_THE PROBLEM_
What follows are records. Restate all of them word for word.

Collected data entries
>> begin

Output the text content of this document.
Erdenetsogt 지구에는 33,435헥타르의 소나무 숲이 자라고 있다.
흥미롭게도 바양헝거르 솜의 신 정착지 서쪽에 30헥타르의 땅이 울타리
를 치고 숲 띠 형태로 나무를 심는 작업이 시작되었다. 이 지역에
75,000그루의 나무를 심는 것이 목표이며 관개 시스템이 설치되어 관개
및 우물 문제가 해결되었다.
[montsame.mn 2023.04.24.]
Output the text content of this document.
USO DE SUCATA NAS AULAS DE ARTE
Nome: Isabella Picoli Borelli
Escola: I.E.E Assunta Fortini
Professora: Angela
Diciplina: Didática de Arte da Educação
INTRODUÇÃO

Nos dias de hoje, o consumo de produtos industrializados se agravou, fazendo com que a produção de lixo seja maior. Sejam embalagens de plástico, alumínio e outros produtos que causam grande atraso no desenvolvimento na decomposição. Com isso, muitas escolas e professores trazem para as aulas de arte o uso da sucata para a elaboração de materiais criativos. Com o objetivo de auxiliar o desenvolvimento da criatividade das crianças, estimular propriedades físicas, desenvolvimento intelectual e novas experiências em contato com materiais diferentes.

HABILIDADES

>> end

_RESPONSE BELOW_
Output the text content of this document.
Erdenetsogt 지구에는 33,435헥타르의 소나무 숲이 자라고 있다.
흥미롭게도 바양헝거르 솜의 신 정착지 서쪽에 30헥타르의 땅이 울타리
를 치고 숲 띠 형태로 나무를 심는 작업이 시작되었다. 이 지역에
75,000그루의 나무를 심는 것이 목표이며 관개 시스템이 설치되어 관개
및 우물 문제가 해결되었다.
[montsame.mn 2023.04.24.]
Output the text content of this document.
USO DE SUCATA NAS AULAS DE ARTE
Nome: Isabella Picoli Borelli
Escola: I.E.E Assunta Fortini
Professora: Angela
Diciplina: Didática de Arte da Educação
INTRODUÇÃO

Nos dias de hoje, o consumo de produtos industrializados se agravou, fazendo com que a produção de lixo seja maior. Sejam embalagens de plástico, alumínio e outros produtos que causam grande atraso no desenvolvimento na decomposição. Com isso, muitas escolas e professores trazem para as aulas de arte o uso da sucata para a elaboração de materiais criativos. Com o objetivo de auxiliar o desenvolvimento da criatividade das crianças, estimular propriedades físicas, desenvolvimento intelectual e novas experiências em contato com materiais diferentes.

HABILIDADES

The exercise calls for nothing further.